PROBLEM → Look below. Copy each line that has "polostín" in it.
___ EXTRACTED INFORMATION ___
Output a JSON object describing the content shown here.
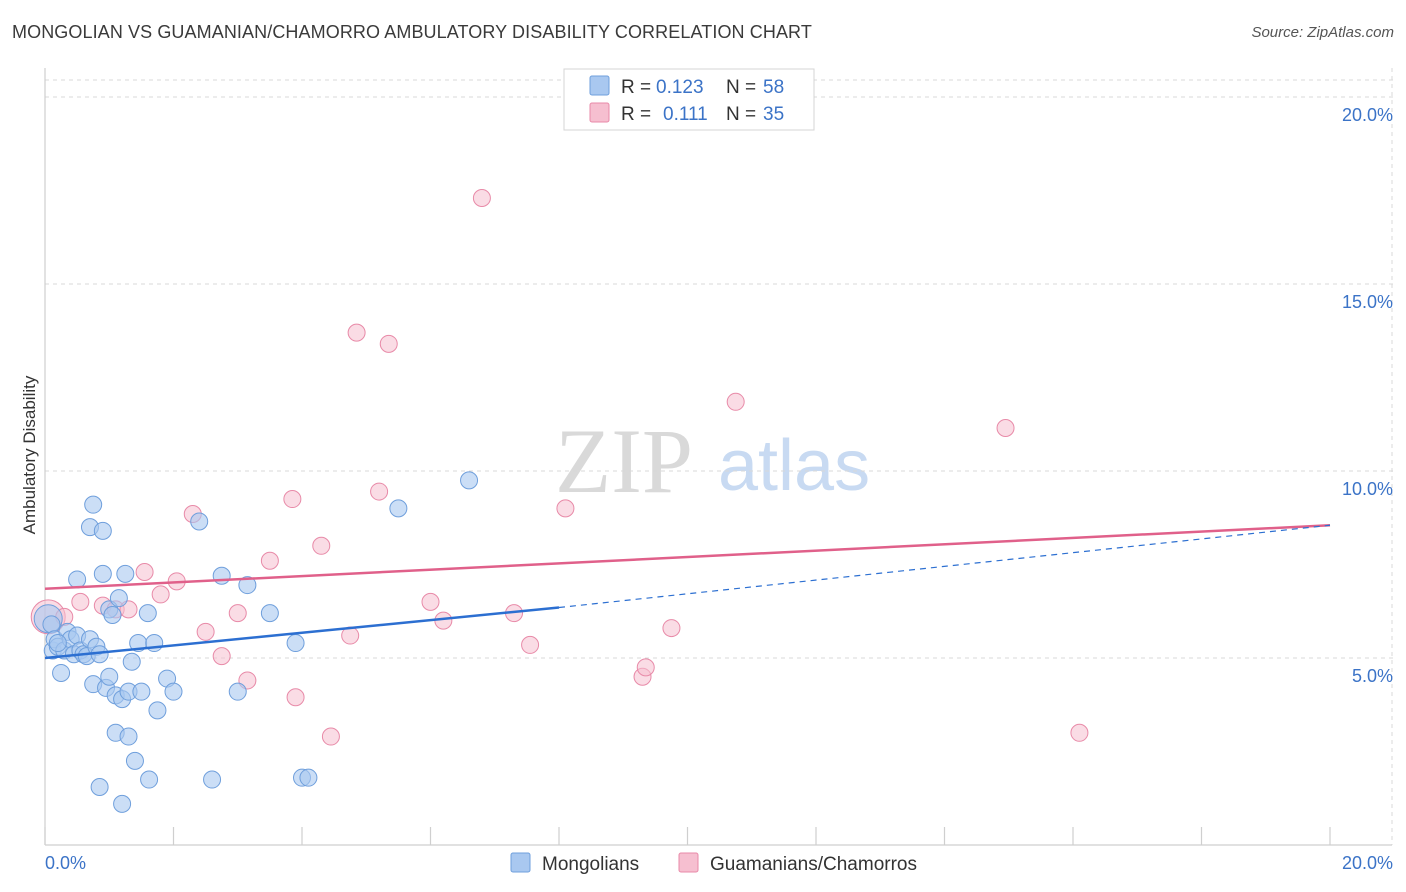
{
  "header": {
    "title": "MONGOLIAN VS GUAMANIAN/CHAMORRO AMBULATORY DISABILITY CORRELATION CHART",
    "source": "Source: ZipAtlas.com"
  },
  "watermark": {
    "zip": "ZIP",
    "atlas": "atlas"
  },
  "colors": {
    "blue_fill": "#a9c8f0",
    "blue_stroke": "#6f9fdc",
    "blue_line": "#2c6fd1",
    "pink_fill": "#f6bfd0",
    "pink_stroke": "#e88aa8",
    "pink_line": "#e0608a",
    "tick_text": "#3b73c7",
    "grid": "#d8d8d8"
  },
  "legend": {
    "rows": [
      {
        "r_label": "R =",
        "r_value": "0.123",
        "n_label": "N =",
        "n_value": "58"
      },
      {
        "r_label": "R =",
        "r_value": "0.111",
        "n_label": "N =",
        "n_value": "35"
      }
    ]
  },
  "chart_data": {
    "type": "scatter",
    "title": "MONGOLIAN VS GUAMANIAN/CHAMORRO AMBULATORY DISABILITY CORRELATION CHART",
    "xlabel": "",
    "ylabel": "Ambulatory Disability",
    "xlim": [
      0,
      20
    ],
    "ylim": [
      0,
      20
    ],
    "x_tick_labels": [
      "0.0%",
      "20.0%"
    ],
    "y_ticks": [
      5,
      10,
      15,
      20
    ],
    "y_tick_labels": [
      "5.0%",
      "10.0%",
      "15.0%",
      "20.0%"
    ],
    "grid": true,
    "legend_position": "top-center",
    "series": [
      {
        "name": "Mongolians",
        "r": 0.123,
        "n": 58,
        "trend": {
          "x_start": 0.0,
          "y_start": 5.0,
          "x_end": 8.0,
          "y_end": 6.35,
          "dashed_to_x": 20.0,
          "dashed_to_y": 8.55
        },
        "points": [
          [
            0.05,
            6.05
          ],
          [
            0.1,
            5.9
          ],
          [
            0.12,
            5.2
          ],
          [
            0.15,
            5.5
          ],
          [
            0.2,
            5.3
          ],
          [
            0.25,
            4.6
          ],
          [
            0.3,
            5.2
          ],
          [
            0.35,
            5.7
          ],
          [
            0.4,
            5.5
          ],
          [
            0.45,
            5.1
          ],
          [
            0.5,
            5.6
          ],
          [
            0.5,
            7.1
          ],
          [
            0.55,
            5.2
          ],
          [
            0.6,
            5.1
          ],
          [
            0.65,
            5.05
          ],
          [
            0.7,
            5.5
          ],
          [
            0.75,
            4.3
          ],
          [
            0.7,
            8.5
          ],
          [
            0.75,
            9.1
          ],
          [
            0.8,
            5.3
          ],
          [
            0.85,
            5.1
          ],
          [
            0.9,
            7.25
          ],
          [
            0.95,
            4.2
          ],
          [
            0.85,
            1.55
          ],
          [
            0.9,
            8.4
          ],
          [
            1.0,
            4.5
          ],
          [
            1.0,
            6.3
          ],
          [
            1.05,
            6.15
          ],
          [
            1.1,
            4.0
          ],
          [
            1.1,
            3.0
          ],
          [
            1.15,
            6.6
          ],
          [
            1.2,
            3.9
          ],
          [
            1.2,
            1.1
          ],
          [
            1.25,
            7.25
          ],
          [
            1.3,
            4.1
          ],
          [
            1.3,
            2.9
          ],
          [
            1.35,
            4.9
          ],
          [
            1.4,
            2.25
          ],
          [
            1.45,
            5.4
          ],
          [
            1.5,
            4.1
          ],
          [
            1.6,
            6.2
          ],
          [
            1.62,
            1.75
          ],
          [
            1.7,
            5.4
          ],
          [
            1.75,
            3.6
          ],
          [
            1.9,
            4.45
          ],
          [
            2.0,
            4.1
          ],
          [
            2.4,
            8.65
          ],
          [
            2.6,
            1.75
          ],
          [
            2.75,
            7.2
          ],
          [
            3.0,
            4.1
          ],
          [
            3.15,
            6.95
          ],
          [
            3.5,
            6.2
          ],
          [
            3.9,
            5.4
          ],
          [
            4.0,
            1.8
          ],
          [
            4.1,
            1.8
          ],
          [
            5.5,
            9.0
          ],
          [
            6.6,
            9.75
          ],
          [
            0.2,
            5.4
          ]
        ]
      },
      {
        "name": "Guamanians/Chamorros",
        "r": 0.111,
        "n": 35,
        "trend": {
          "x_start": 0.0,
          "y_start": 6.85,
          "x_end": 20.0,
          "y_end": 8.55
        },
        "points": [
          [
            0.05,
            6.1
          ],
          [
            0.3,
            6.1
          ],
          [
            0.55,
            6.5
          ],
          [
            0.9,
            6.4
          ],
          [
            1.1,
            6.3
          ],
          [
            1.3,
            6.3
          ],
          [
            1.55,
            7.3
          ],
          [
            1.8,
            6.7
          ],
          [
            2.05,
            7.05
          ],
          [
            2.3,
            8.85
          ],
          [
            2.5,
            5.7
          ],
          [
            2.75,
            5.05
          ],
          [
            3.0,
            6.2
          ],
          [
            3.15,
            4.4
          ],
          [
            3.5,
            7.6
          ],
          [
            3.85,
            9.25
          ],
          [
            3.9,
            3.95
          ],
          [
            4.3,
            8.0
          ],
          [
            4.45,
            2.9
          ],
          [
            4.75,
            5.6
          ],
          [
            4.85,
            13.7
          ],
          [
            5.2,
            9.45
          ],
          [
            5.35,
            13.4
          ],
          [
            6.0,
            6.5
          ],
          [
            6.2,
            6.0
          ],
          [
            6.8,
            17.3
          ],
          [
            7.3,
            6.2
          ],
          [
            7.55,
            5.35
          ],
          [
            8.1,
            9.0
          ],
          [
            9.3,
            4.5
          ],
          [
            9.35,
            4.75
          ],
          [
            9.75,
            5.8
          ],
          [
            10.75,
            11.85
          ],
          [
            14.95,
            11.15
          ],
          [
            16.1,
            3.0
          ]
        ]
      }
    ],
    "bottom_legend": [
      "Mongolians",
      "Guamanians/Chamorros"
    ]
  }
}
___
___ EXTRACTED INFORMATION ___
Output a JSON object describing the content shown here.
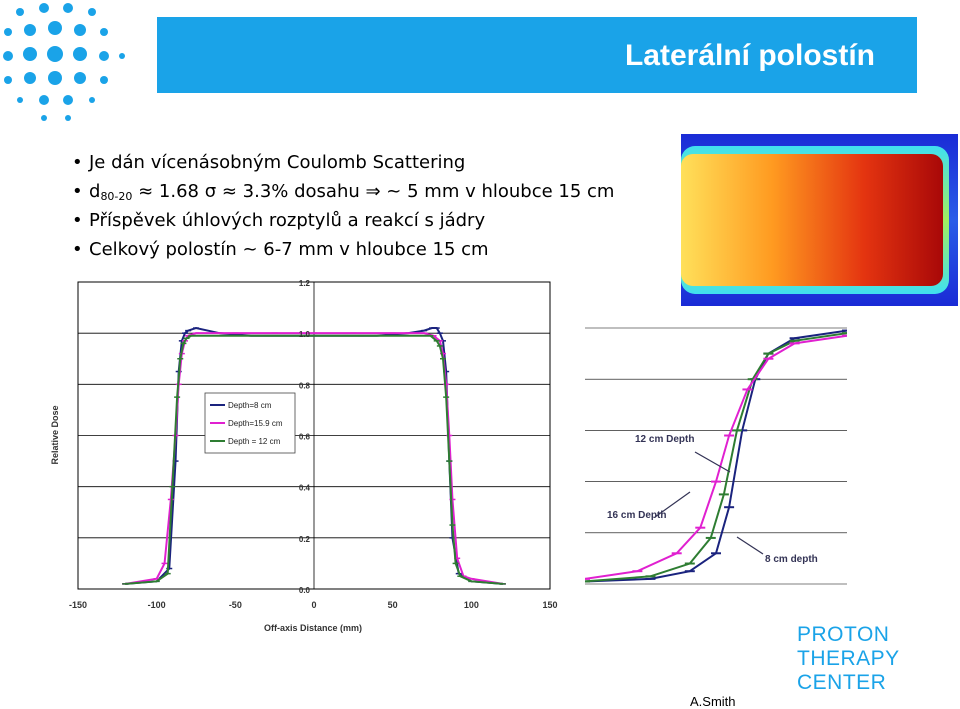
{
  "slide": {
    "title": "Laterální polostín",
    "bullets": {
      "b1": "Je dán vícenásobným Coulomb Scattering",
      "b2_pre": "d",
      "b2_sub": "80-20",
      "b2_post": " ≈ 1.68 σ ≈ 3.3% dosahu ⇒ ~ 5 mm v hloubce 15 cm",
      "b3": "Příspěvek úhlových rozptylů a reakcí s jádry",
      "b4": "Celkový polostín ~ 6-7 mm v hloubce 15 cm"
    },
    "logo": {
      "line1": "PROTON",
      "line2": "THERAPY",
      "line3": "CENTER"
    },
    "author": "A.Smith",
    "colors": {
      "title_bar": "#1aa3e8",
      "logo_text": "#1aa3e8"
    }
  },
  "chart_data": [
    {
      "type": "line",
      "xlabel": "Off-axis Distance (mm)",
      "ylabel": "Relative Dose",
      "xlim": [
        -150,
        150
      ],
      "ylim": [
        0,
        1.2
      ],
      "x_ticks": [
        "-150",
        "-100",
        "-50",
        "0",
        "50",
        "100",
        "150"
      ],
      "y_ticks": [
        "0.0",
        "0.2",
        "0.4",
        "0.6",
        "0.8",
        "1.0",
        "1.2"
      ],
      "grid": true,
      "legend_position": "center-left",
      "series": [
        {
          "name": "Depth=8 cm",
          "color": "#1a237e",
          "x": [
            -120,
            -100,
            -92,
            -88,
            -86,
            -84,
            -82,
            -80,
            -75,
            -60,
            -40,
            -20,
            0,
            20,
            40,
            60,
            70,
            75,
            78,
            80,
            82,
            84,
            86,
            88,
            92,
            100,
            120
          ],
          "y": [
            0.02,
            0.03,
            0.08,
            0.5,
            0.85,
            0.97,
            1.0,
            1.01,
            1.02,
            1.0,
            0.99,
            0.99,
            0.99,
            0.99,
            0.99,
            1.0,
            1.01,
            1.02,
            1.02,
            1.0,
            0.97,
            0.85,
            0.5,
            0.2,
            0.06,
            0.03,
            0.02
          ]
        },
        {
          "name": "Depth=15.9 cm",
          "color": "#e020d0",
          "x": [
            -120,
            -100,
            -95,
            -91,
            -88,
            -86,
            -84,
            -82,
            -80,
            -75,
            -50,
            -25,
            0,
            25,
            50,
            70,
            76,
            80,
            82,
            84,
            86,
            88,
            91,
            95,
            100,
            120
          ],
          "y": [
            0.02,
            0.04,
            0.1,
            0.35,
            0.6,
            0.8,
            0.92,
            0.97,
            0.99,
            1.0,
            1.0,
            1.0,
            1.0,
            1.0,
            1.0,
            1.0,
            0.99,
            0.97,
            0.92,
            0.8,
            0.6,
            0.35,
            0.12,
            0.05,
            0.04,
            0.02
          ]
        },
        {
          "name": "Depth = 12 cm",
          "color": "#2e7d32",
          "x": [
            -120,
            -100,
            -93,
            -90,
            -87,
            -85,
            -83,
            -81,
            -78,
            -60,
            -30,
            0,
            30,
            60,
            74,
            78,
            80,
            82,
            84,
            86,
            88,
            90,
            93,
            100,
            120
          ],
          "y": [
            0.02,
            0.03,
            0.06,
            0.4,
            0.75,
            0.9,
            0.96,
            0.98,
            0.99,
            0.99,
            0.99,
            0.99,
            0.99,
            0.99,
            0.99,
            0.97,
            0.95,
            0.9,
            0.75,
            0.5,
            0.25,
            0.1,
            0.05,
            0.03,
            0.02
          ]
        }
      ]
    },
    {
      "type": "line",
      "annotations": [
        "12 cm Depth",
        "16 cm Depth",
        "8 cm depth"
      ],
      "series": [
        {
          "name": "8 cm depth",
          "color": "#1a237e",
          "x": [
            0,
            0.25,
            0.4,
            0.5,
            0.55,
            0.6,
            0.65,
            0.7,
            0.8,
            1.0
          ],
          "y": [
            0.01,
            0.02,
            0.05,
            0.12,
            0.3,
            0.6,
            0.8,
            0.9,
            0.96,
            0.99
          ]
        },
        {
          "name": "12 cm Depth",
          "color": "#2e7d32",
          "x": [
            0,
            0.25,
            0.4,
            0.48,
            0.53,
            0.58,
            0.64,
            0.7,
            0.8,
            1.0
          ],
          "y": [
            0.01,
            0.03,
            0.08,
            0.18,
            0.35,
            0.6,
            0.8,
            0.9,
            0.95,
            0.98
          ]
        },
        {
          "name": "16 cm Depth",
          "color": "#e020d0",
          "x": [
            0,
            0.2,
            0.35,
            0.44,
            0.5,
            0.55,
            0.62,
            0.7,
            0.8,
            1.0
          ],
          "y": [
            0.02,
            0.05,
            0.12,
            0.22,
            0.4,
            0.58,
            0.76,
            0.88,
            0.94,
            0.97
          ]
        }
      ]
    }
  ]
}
___
COMPLETED EXERCISE →
    "title": "Laterální polostín",
      "b4": "Celkový polostín ~ 6-7 mm v hloubce 15 cm"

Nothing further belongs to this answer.